▶ [Goal of the exercise]: Leave out the pictures and retype exactly the lines from the one with "Read out every word on this page." through the end of the records.

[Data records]
»»
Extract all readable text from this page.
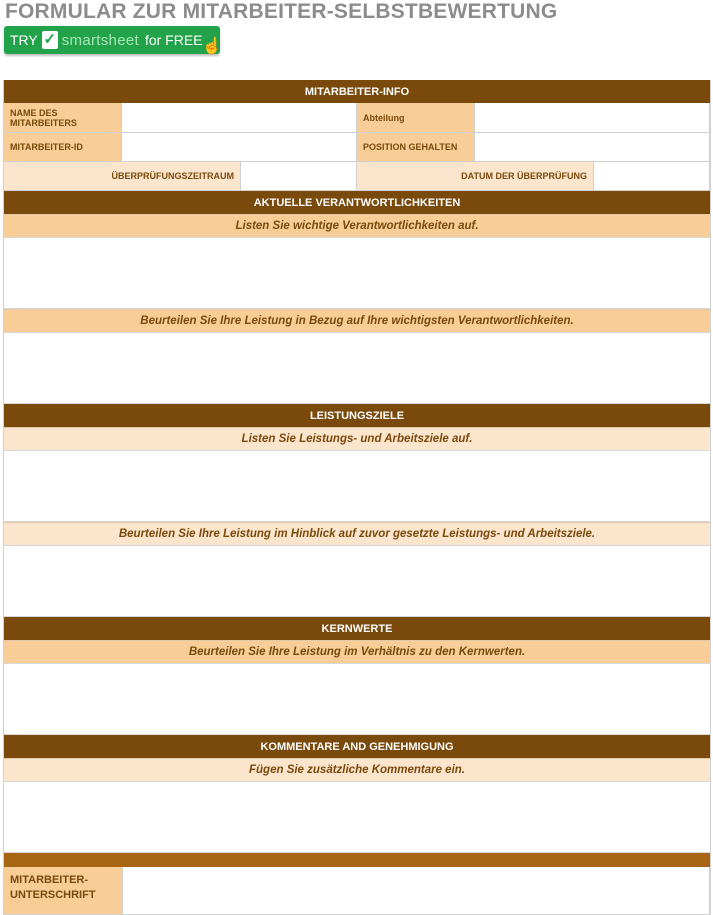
FORMULAR ZUR MITARBEITER-SELBSTBEWERTUNG
TRY ✓ smartsheet for FREE ☝
MITARBEITER-INFO
NAME DES MITARBEITERS	Abteilung
MITARBEITER-ID	POSITION GEHALTEN
ÜBERPRÜFUNGSZEITRAUM	DATUM DER ÜBERPRÜFUNG
AKTUELLE VERANTWORTLICHKEITEN
Listen Sie wichtige Verantwortlichkeiten auf.
Beurteilen Sie Ihre Leistung in Bezug auf Ihre wichtigsten Verantwortlichkeiten.
LEISTUNGSZIELE
Listen Sie Leistungs- und Arbeitsziele auf.
Beurteilen Sie Ihre Leistung im Hinblick auf zuvor gesetzte Leistungs- und Arbeitsziele.
KERNWERTE
Beurteilen Sie Ihre Leistung im Verhältnis zu den Kernwerten.
KOMMENTARE AND GENEHMIGUNG
Fügen Sie zusätzliche Kommentare ein.
MITARBEITER-UNTERSCHRIFT
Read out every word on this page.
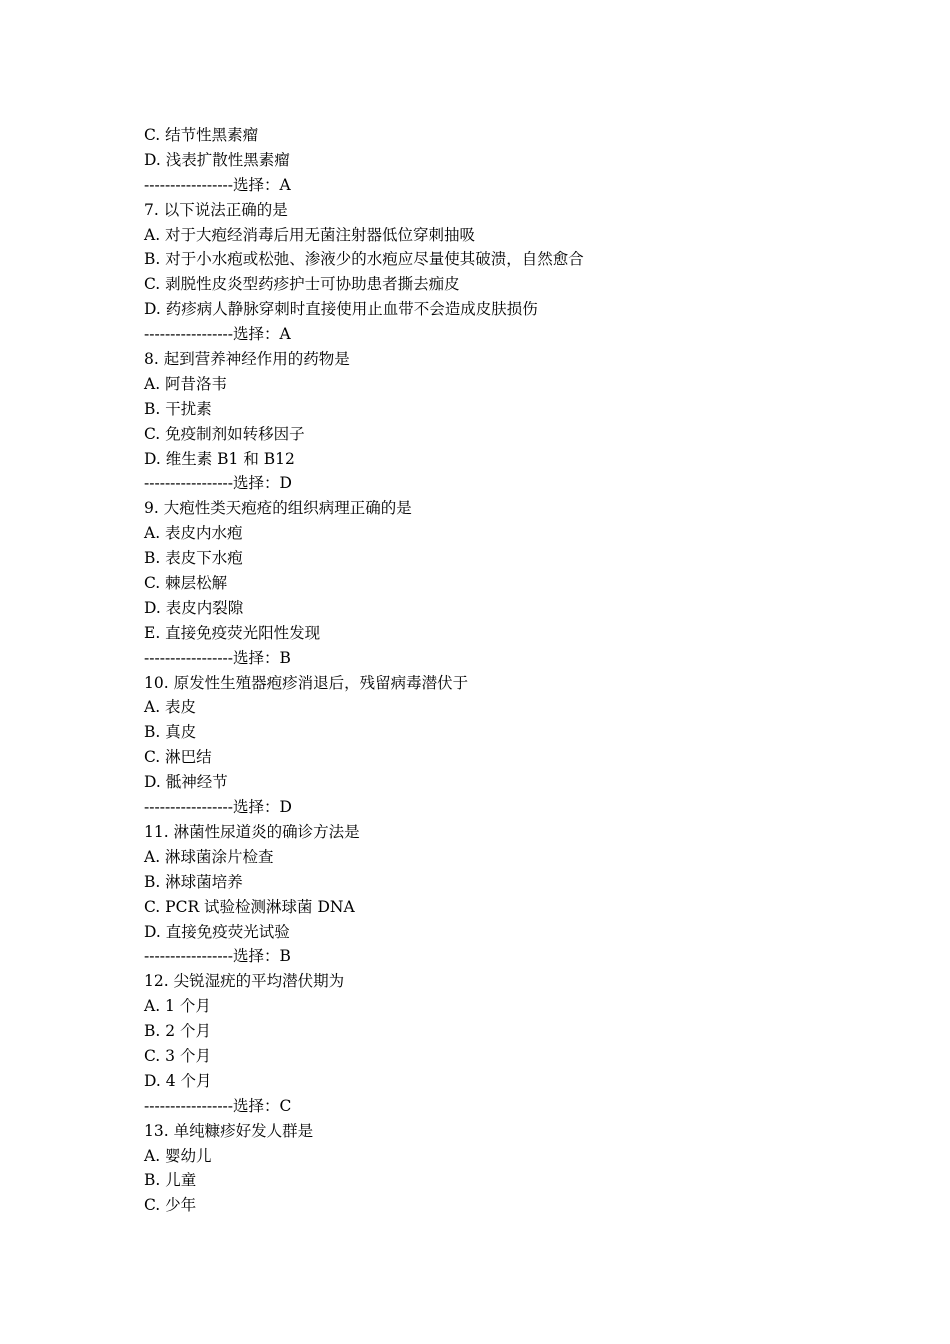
C. 结节性黑素瘤
D. 浅表扩散性黑素瘤
-----------------选择：A
7. 以下说法正确的是
A. 对于大疱经消毒后用无菌注射器低位穿刺抽吸
B. 对于小水疱或松弛、渗液少的水疱应尽量使其破溃，自然愈合
C. 剥脱性皮炎型药疹护士可协助患者撕去痂皮
D. 药疹病人静脉穿刺时直接使用止血带不会造成皮肤损伤
-----------------选择：A
8. 起到营养神经作用的药物是
A. 阿昔洛韦
B. 干扰素
C. 免疫制剂如转移因子
D. 维生素 B1 和 B12
-----------------选择：D
9. 大疱性类天疱疮的组织病理正确的是
A. 表皮内水疱
B. 表皮下水疱
C. 棘层松解
D. 表皮内裂隙
E. 直接免疫荧光阳性发现
-----------------选择：B
10. 原发性生殖器疱疹消退后，残留病毒潜伏于
A. 表皮
B. 真皮
C. 淋巴结
D. 骶神经节
-----------------选择：D
11. 淋菌性尿道炎的确诊方法是
A. 淋球菌涂片检查
B. 淋球菌培养
C. PCR 试验检测淋球菌 DNA
D. 直接免疫荧光试验
-----------------选择：B
12. 尖锐湿疣的平均潜伏期为
A. 1 个月
B. 2 个月
C. 3 个月
D. 4 个月
-----------------选择：C
13. 单纯糠疹好发人群是
A. 婴幼儿
B. 儿童
C. 少年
««
▶ [Completed exercise]:
Read out every word on this page.
C. 结节性黑素瘤
D. 浅表扩散性黑素瘤
-----------------选择：A
7. 以下说法正确的是
A. 对于大疱经消毒后用无菌注射器低位穿刺抽吸
B. 对于小水疱或松弛、渗液少的水疱应尽量使其破溃，自然愈合
C. 剥脱性皮炎型药疹护士可协助患者撕去痂皮
D. 药疹病人静脉穿刺时直接使用止血带不会造成皮肤损伤
-----------------选择：A
8. 起到营养神经作用的药物是
A. 阿昔洛韦
B. 干扰素
C. 免疫制剂如转移因子
D. 维生素 B1 和 B12
-----------------选择：D
9. 大疱性类天疱疮的组织病理正确的是
A. 表皮内水疱
B. 表皮下水疱
C. 棘层松解
D. 表皮内裂隙
E. 直接免疫荧光阳性发现
-----------------选择：B
10. 原发性生殖器疱疹消退后，残留病毒潜伏于
A. 表皮
B. 真皮
C. 淋巴结
D. 骶神经节
-----------------选择：D
11. 淋菌性尿道炎的确诊方法是
A. 淋球菌涂片检查
B. 淋球菌培养
C. PCR 试验检测淋球菌 DNA
D. 直接免疫荧光试验
-----------------选择：B
12. 尖锐湿疣的平均潜伏期为
A. 1 个月
B. 2 个月
C. 3 个月
D. 4 个月
-----------------选择：C
13. 单纯糠疹好发人群是
A. 婴幼儿
B. 儿童
C. 少年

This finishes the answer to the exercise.